Each entry below is to be transcribed exactly.
*** Provided records ***
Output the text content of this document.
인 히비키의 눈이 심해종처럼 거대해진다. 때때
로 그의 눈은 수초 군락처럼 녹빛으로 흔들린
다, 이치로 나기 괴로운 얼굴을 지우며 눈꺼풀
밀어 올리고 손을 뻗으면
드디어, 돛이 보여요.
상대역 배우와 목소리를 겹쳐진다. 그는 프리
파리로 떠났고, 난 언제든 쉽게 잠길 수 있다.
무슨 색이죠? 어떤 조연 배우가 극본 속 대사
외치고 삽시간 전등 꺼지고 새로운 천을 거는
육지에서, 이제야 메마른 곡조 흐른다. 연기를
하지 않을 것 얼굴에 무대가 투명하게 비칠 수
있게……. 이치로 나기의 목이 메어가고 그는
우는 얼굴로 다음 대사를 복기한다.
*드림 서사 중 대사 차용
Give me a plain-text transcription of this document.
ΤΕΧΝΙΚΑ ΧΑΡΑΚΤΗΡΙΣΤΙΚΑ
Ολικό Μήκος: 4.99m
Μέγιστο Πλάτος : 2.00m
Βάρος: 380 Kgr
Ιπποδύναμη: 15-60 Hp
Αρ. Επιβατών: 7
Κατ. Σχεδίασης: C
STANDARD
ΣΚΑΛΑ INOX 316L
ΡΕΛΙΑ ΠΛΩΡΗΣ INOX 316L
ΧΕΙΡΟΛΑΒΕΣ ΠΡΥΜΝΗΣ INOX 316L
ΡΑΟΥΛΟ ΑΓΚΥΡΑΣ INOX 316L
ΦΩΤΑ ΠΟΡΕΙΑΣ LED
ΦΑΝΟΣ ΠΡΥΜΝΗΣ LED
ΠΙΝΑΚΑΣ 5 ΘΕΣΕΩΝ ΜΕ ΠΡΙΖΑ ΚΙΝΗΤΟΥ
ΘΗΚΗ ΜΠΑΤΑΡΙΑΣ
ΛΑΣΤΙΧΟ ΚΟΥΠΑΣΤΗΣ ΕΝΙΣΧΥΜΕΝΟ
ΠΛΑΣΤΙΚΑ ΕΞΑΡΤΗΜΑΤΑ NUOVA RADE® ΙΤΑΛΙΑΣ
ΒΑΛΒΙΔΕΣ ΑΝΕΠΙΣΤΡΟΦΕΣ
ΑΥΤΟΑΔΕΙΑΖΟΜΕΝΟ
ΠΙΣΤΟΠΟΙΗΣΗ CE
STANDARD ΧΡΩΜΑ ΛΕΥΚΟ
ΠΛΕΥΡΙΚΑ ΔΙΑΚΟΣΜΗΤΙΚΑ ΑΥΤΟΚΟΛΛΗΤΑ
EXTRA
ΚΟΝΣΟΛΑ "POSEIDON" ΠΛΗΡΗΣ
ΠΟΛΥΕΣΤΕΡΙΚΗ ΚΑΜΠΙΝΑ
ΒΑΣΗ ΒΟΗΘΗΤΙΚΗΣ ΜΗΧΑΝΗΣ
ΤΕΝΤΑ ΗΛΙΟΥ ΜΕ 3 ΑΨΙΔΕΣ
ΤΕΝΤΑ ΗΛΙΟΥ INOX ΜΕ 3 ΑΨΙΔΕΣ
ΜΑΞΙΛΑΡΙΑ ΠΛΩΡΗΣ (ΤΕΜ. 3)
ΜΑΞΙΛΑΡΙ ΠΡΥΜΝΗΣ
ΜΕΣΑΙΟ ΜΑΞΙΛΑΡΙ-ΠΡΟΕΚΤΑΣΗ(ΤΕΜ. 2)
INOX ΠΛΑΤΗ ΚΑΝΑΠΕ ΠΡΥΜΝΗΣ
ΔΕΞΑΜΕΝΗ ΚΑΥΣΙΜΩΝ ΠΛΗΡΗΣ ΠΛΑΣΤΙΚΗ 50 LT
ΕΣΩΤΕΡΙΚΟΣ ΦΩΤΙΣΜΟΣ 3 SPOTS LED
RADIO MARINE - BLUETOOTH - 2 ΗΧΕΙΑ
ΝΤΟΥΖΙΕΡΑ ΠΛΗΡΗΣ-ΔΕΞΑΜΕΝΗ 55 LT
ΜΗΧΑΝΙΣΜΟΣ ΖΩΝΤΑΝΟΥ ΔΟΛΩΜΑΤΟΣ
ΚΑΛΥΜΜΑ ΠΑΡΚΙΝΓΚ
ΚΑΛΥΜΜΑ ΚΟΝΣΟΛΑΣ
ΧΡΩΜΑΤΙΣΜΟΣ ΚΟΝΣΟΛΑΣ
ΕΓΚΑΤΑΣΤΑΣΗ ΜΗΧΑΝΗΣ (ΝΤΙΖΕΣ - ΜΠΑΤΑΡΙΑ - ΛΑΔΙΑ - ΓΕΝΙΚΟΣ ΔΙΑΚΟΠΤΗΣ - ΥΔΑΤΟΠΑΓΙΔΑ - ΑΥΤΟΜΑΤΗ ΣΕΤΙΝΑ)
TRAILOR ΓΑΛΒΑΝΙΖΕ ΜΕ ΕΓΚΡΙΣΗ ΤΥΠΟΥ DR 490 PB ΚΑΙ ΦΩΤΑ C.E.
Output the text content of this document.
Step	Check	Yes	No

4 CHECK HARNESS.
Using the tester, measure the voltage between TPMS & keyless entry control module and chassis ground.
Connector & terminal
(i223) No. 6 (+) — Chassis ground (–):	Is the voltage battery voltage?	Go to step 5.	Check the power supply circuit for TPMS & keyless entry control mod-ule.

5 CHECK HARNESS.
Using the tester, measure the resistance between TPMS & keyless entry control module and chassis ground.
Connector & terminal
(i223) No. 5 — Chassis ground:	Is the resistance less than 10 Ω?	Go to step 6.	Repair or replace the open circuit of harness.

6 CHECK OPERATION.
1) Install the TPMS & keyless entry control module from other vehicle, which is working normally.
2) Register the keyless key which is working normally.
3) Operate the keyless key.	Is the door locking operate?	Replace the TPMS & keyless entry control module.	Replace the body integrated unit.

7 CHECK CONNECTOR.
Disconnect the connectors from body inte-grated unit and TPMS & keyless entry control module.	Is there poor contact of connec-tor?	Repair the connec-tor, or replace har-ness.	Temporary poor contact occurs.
***
● **Answer below**
Output the text content of this document.
인 히비키의 눈이 심해종처럼 거대해진다. 때때
로 그의 눈은 수초 군락처럼 녹빛으로 흔들린
다, 이치로 나기 괴로운 얼굴을 지우며 눈꺼풀
밀어 올리고 손을 뻗으면
드디어, 돛이 보여요.
상대역 배우와 목소리를 겹쳐진다. 그는 프리
파리로 떠났고, 난 언제든 쉽게 잠길 수 있다.
무슨 색이죠? 어떤 조연 배우가 극본 속 대사
외치고 삽시간 전등 꺼지고 새로운 천을 거는
육지에서, 이제야 메마른 곡조 흐른다. 연기를
하지 않을 것 얼굴에 무대가 투명하게 비칠 수
있게……. 이치로 나기의 목이 메어가고 그는
우는 얼굴로 다음 대사를 복기한다.
*드림 서사 중 대사 차용
Give me a plain-text transcription of this document.
ΤΕΧΝΙΚΑ ΧΑΡΑΚΤΗΡΙΣΤΙΚΑ
Ολικό Μήκος: 4.99m
Μέγιστο Πλάτος : 2.00m
Βάρος: 380 Kgr
Ιπποδύναμη: 15-60 Hp
Αρ. Επιβατών: 7
Κατ. Σχεδίασης: C
STANDARD
ΣΚΑΛΑ INOX 316L
ΡΕΛΙΑ ΠΛΩΡΗΣ INOX 316L
ΧΕΙΡΟΛΑΒΕΣ ΠΡΥΜΝΗΣ INOX 316L
ΡΑΟΥΛΟ ΑΓΚΥΡΑΣ INOX 316L
ΦΩΤΑ ΠΟΡΕΙΑΣ LED
ΦΑΝΟΣ ΠΡΥΜΝΗΣ LED
ΠΙΝΑΚΑΣ 5 ΘΕΣΕΩΝ ΜΕ ΠΡΙΖΑ ΚΙΝΗΤΟΥ
ΘΗΚΗ ΜΠΑΤΑΡΙΑΣ
ΛΑΣΤΙΧΟ ΚΟΥΠΑΣΤΗΣ ΕΝΙΣΧΥΜΕΝΟ
ΠΛΑΣΤΙΚΑ ΕΞΑΡΤΗΜΑΤΑ NUOVA RADE® ΙΤΑΛΙΑΣ
ΒΑΛΒΙΔΕΣ ΑΝΕΠΙΣΤΡΟΦΕΣ
ΑΥΤΟΑΔΕΙΑΖΟΜΕΝΟ
ΠΙΣΤΟΠΟΙΗΣΗ CE
STANDARD ΧΡΩΜΑ ΛΕΥΚΟ
ΠΛΕΥΡΙΚΑ ΔΙΑΚΟΣΜΗΤΙΚΑ ΑΥΤΟΚΟΛΛΗΤΑ
EXTRA
ΚΟΝΣΟΛΑ "POSEIDON" ΠΛΗΡΗΣ
ΠΟΛΥΕΣΤΕΡΙΚΗ ΚΑΜΠΙΝΑ
ΒΑΣΗ ΒΟΗΘΗΤΙΚΗΣ ΜΗΧΑΝΗΣ
ΤΕΝΤΑ ΗΛΙΟΥ ΜΕ 3 ΑΨΙΔΕΣ
ΤΕΝΤΑ ΗΛΙΟΥ INOX ΜΕ 3 ΑΨΙΔΕΣ
ΜΑΞΙΛΑΡΙΑ ΠΛΩΡΗΣ (ΤΕΜ. 3)
ΜΑΞΙΛΑΡΙ ΠΡΥΜΝΗΣ
ΜΕΣΑΙΟ ΜΑΞΙΛΑΡΙ-ΠΡΟΕΚΤΑΣΗ(ΤΕΜ. 2)
INOX ΠΛΑΤΗ ΚΑΝΑΠΕ ΠΡΥΜΝΗΣ
ΔΕΞΑΜΕΝΗ ΚΑΥΣΙΜΩΝ ΠΛΗΡΗΣ ΠΛΑΣΤΙΚΗ 50 LT
ΕΣΩΤΕΡΙΚΟΣ ΦΩΤΙΣΜΟΣ 3 SPOTS LED
RADIO MARINE - BLUETOOTH - 2 ΗΧΕΙΑ
ΝΤΟΥΖΙΕΡΑ ΠΛΗΡΗΣ-ΔΕΞΑΜΕΝΗ 55 LT
ΜΗΧΑΝΙΣΜΟΣ ΖΩΝΤΑΝΟΥ ΔΟΛΩΜΑΤΟΣ
ΚΑΛΥΜΜΑ ΠΑΡΚΙΝΓΚ
ΚΑΛΥΜΜΑ ΚΟΝΣΟΛΑΣ
ΧΡΩΜΑΤΙΣΜΟΣ ΚΟΝΣΟΛΑΣ
ΕΓΚΑΤΑΣΤΑΣΗ ΜΗΧΑΝΗΣ (ΝΤΙΖΕΣ - ΜΠΑΤΑΡΙΑ - ΛΑΔΙΑ - ΓΕΝΙΚΟΣ ΔΙΑΚΟΠΤΗΣ - ΥΔΑΤΟΠΑΓΙΔΑ - ΑΥΤΟΜΑΤΗ ΣΕΤΙΝΑ)
TRAILOR ΓΑΛΒΑΝΙΖΕ ΜΕ ΕΓΚΡΙΣΗ ΤΥΠΟΥ DR 490 PB ΚΑΙ ΦΩΤΑ C.E.
Output the text content of this document.
Step	Check	Yes	No

4 CHECK HARNESS.
Using the tester, measure the voltage between TPMS & keyless entry control module and chassis ground.
Connector & terminal
(i223) No. 6 (+) — Chassis ground (–):	Is the voltage battery voltage?	Go to step 5.	Check the power supply circuit for TPMS & keyless entry control mod-ule.

5 CHECK HARNESS.
Using the tester, measure the resistance between TPMS & keyless entry control module and chassis ground.
Connector & terminal
(i223) No. 5 — Chassis ground:	Is the resistance less than 10 Ω?	Go to step 6.	Repair or replace the open circuit of harness.

6 CHECK OPERATION.
1) Install the TPMS & keyless entry control module from other vehicle, which is working normally.
2) Register the keyless key which is working normally.
3) Operate the keyless key.	Is the door locking operate?	Replace the TPMS & keyless entry control module.	Replace the body integrated unit.

7 CHECK CONNECTOR.
Disconnect the connectors from body inte-grated unit and TPMS & keyless entry control module.	Is there poor contact of connec-tor?	Repair the connec-tor, or replace har-ness.	Temporary poor contact occurs.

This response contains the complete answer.